> [What you have to do] Each line holding the word "CORNER" counts once; give the total and nothing more.

> [Material to process]
'''

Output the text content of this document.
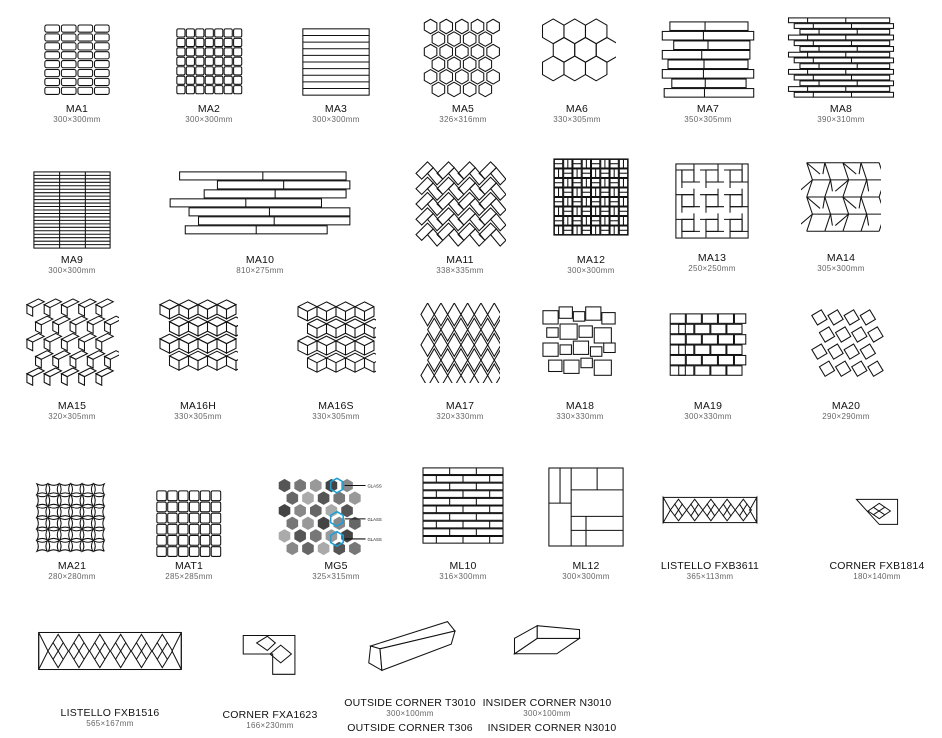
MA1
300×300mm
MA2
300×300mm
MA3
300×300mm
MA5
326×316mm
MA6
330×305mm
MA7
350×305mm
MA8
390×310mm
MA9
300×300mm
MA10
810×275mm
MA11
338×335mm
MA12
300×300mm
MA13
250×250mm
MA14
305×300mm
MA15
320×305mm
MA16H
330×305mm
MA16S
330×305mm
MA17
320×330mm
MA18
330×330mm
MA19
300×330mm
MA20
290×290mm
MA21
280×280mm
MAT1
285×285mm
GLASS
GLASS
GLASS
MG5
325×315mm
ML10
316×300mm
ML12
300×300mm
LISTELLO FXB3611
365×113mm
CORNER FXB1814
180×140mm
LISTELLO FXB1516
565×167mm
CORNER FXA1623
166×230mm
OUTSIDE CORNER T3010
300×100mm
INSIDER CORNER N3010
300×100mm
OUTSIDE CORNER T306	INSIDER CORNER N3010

'''

> [Task response] 5